WHAT THIS TASK INVOLVES
Exactly as written, output each of the entries below.

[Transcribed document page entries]
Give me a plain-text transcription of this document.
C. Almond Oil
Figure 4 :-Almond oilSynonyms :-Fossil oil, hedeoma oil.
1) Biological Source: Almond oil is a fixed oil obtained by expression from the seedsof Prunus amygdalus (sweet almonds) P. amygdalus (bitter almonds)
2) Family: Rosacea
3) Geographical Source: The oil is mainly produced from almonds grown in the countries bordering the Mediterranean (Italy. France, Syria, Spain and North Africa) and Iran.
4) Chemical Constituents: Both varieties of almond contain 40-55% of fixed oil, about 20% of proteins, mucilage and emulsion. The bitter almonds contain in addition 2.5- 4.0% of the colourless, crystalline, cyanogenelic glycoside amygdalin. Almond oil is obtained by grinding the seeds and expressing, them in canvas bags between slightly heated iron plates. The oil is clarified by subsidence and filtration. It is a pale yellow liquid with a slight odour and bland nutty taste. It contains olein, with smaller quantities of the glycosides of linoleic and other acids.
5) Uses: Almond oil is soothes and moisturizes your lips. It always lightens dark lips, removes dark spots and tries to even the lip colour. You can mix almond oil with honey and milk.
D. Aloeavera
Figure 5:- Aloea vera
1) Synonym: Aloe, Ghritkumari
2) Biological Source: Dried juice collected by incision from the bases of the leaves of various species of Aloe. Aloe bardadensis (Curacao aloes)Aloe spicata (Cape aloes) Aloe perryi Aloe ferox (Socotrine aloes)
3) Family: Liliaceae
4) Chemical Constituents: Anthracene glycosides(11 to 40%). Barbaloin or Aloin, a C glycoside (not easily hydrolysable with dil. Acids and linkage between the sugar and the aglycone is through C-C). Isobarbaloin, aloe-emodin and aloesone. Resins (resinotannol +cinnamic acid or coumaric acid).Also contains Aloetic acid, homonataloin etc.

EXERCISE RESPONSE
Give me a plain-text transcription of this document.
C. Almond Oil
Figure 4 :-Almond oilSynonyms :-Fossil oil, hedeoma oil.
1) Biological Source: Almond oil is a fixed oil obtained by expression from the seedsof Prunus amygdalus (sweet almonds) P. amygdalus (bitter almonds)
2) Family: Rosacea
3) Geographical Source: The oil is mainly produced from almonds grown in the countries bordering the Mediterranean (Italy. France, Syria, Spain and North Africa) and Iran.
4) Chemical Constituents: Both varieties of almond contain 40-55% of fixed oil, about 20% of proteins, mucilage and emulsion. The bitter almonds contain in addition 2.5- 4.0% of the colourless, crystalline, cyanogenelic glycoside amygdalin. Almond oil is obtained by grinding the seeds and expressing, them in canvas bags between slightly heated iron plates. The oil is clarified by subsidence and filtration. It is a pale yellow liquid with a slight odour and bland nutty taste. It contains olein, with smaller quantities of the glycosides of linoleic and other acids.
5) Uses: Almond oil is soothes and moisturizes your lips. It always lightens dark lips, removes dark spots and tries to even the lip colour. You can mix almond oil with honey and milk.
D. Aloeavera
Figure 5:- Aloea vera
1) Synonym: Aloe, Ghritkumari
2) Biological Source: Dried juice collected by incision from the bases of the leaves of various species of Aloe. Aloe bardadensis (Curacao aloes)Aloe spicata (Cape aloes) Aloe perryi Aloe ferox (Socotrine aloes)
3) Family: Liliaceae
4) Chemical Constituents: Anthracene glycosides(11 to 40%). Barbaloin or Aloin, a C glycoside (not easily hydrolysable with dil. Acids and linkage between the sugar and the aglycone is through C-C). Isobarbaloin, aloe-emodin and aloesone. Resins (resinotannol +cinnamic acid or coumaric acid).Also contains Aloetic acid, homonataloin etc.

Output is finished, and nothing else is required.